(Dataset records)
....................
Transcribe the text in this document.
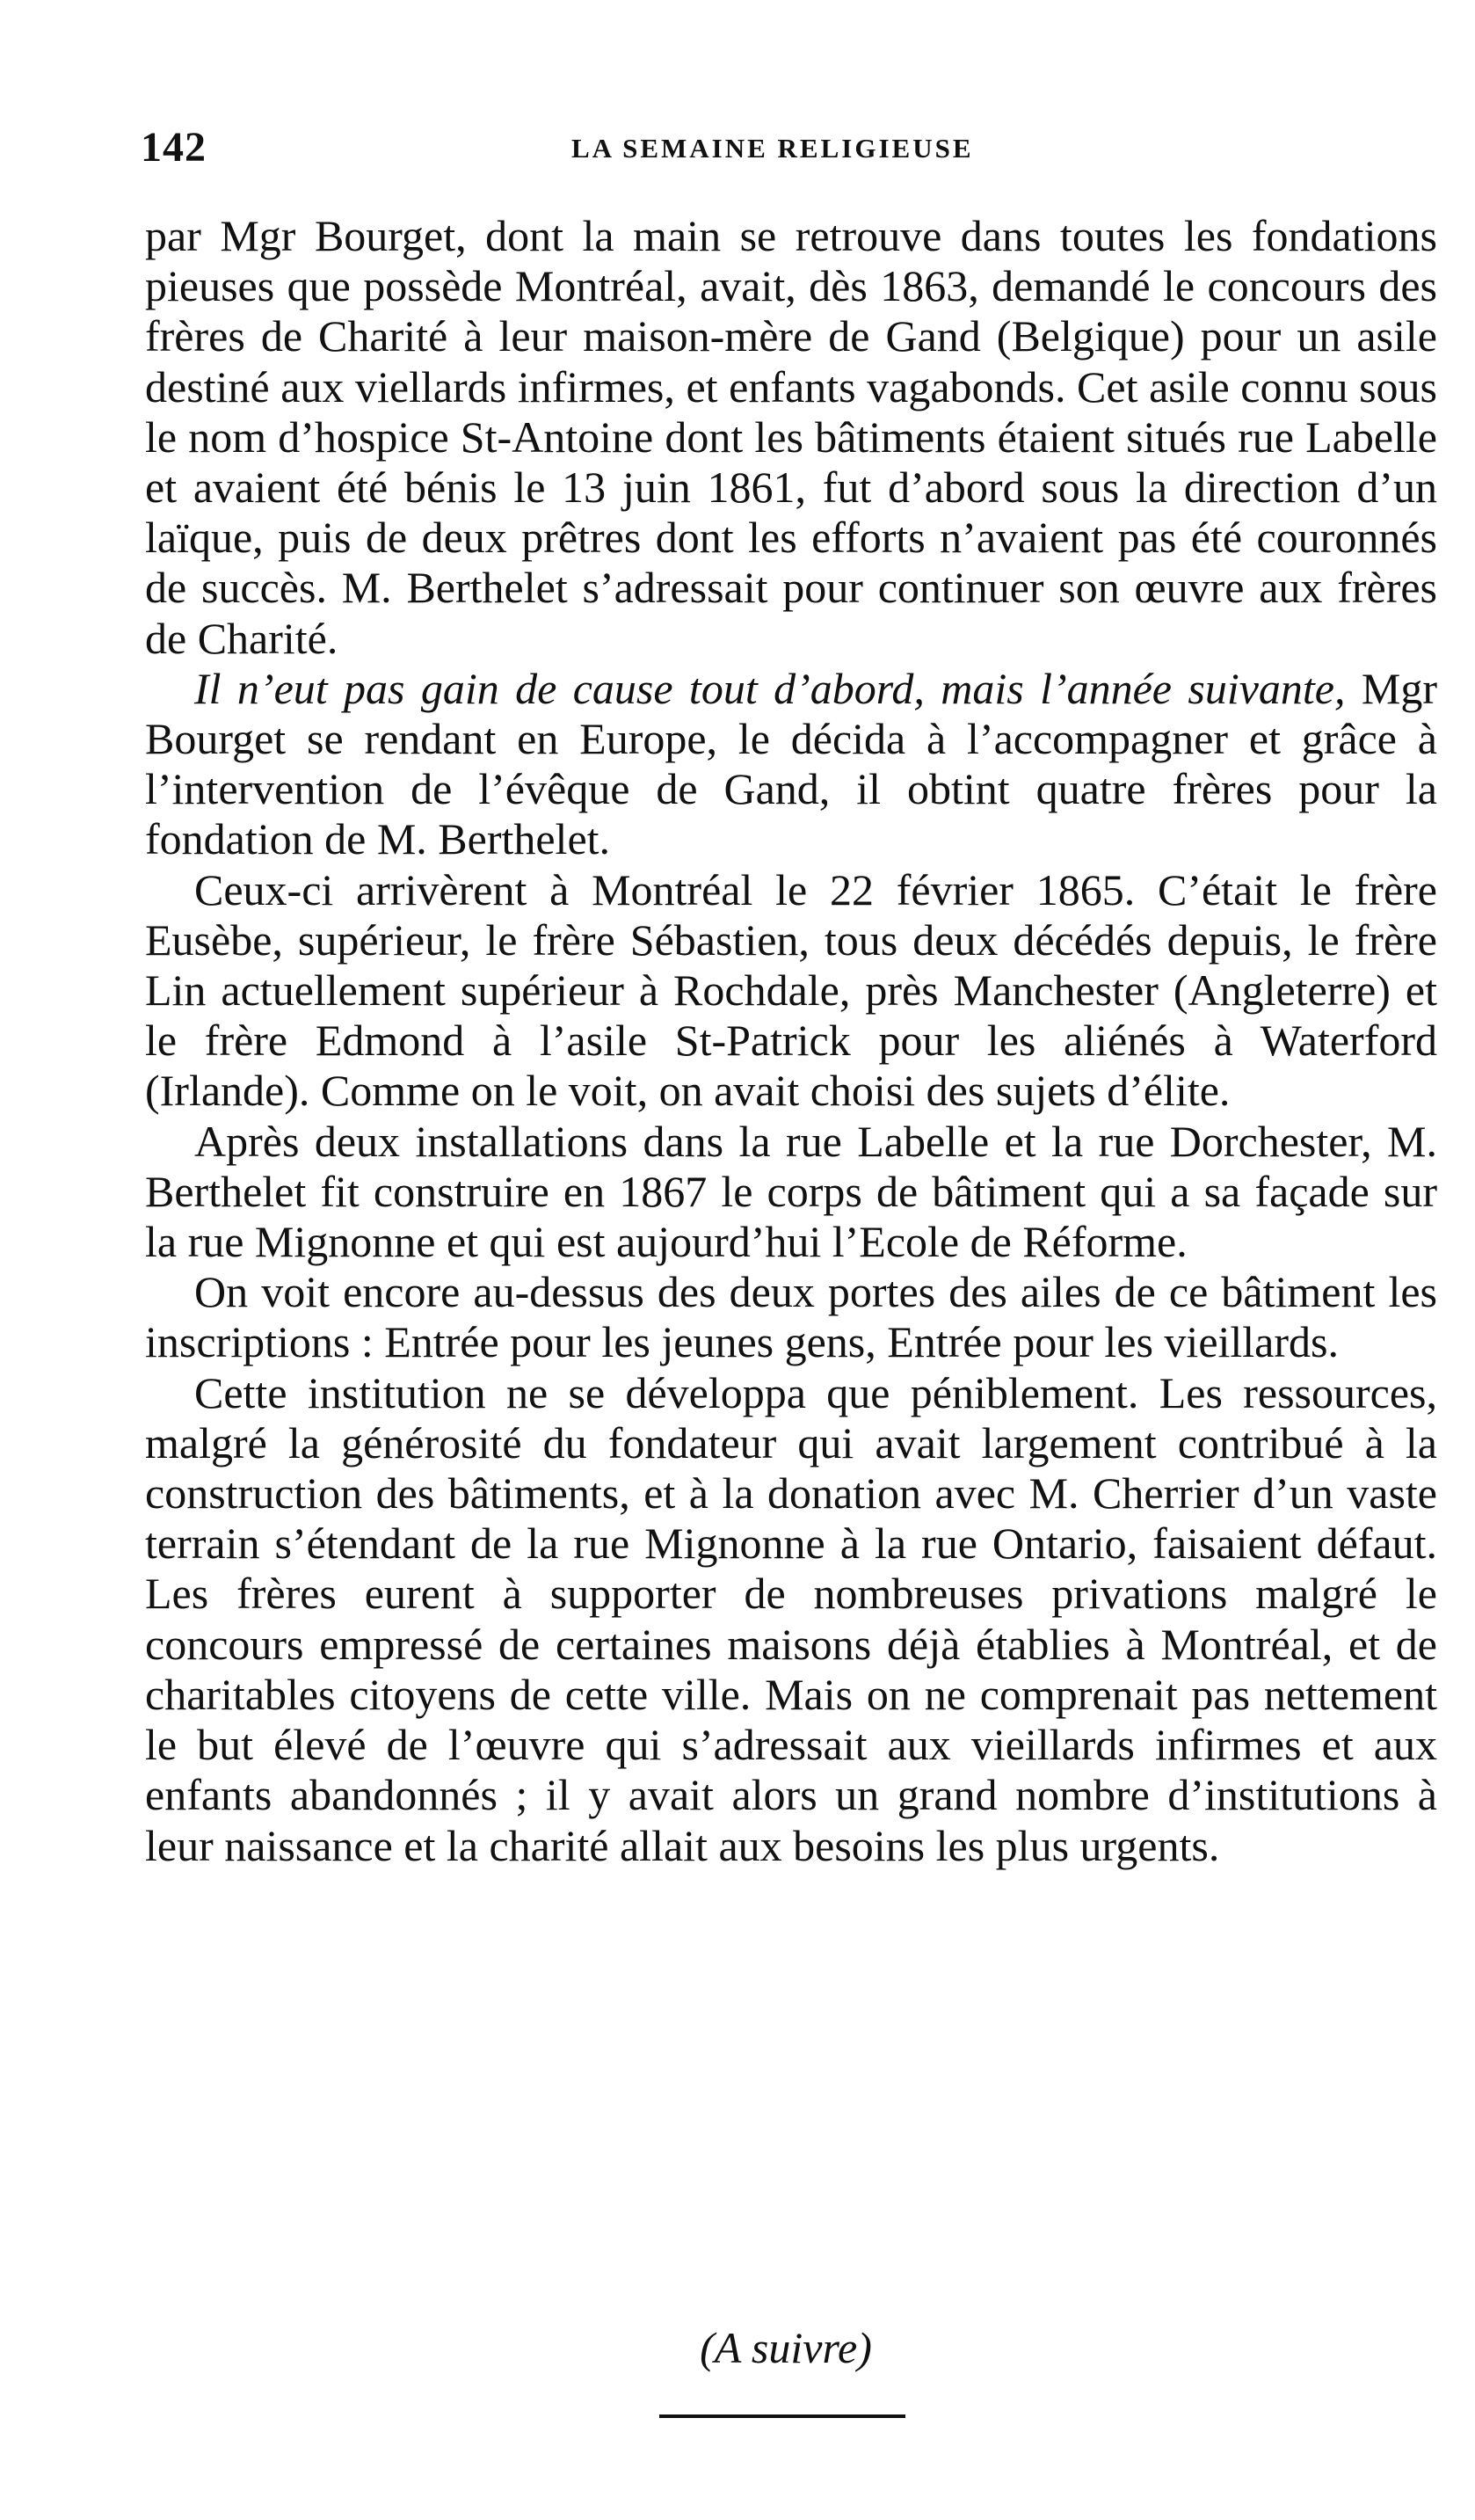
142	LA SEMAINE RELIGIEUSE

par Mgr Bourget, dont la main se retrouve dans toutes les fondations pieuses que possède Montréal, avait, dès 1863, demandé le concours des frères de Charité à leur maison-mère de Gand (Belgique) pour un asile destiné aux viellards infirmes, et enfants vagabonds. Cet asile connu sous le nom d’hospice St-Antoine dont les bâtiments étaient situés rue Labelle et avaient été bénis le 13 juin 1861, fut d’abord sous la direction d’un laïque, puis de deux prêtres dont les efforts n’avaient pas été couronnés de succès. M. Berthelet s’adressait pour continuer son œuvre aux frères de Charité.

Il n’eut pas gain de cause tout d’abord, mais l’année suivante, Mgr Bourget se rendant en Europe, le décida à l’accompagner et grâce à l’intervention de l’évêque de Gand, il obtint quatre frères pour la fondation de M. Berthelet.

Ceux-ci arrivèrent à Montréal le 22 février 1865. C’était le frère Eusèbe, supérieur, le frère Sébastien, tous deux décédés depuis, le frère Lin actuellement supérieur à Rochdale, près Manchester (Angleterre) et le frère Edmond à l’asile St-Patrick pour les aliénés à Waterford (Irlande). Comme on le voit, on avait choisi des sujets d’élite.

Après deux installations dans la rue Labelle et la rue Dorchester, M. Berthelet fit construire en 1867 le corps de bâtiment qui a sa façade sur la rue Mignonne et qui est aujourd’hui l’Ecole de Réforme.

On voit encore au-dessus des deux portes des ailes de ce bâtiment les inscriptions : Entrée pour les jeunes gens, Entrée pour les vieillards.

Cette institution ne se développa que péniblement. Les ressources, malgré la générosité du fondateur qui avait largement contribué à la construction des bâtiments, et à la donation avec M. Cherrier d’un vaste terrain s’étendant de la rue Mignonne à la rue Ontario, faisaient défaut. Les frères eurent à supporter de nombreuses privations malgré le concours empressé de certaines maisons déjà établies à Montréal, et de charitables citoyens de cette ville. Mais on ne comprenait pas nettement le but élevé de l’œuvre qui s’adressait aux vieillards infirmes et aux enfants abandonnés ; il y avait alors un grand nombre d’institutions à leur naissance et la charité allait aux besoins les plus urgents.

(A suivre)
....................
→ **Challenge**: Return every line above that contains the word "Bourget".

→ **Exercise output**:
par Mgr Bourget, dont la main se retrouve dans toutes les fondations pieuses que possède Montréal, avait, dès 1863, demandé le concours des frères de Charité à leur maison-mère de Gand (Belgique) pour un asile destiné aux viellards infirmes, et enfants vagabonds. Cet asile connu sous le nom d’hospice St-Antoine dont les bâtiments étaient situés rue Labelle et avaient été bénis le 13 juin 1861, fut d’abord sous la direction d’un laïque, puis de deux prêtres dont les efforts n’avaient pas été couronnés de succès. M. Berthelet s’adressait pour continuer son œuvre aux frères de Charité.
Il n’eut pas gain de cause tout d’abord, mais l’année suivante, Mgr Bourget se rendant en Europe, le décida à l’accompagner et grâce à l’intervention de l’évêque de Gand, il obtint quatre frères pour la fondation de M. Berthelet.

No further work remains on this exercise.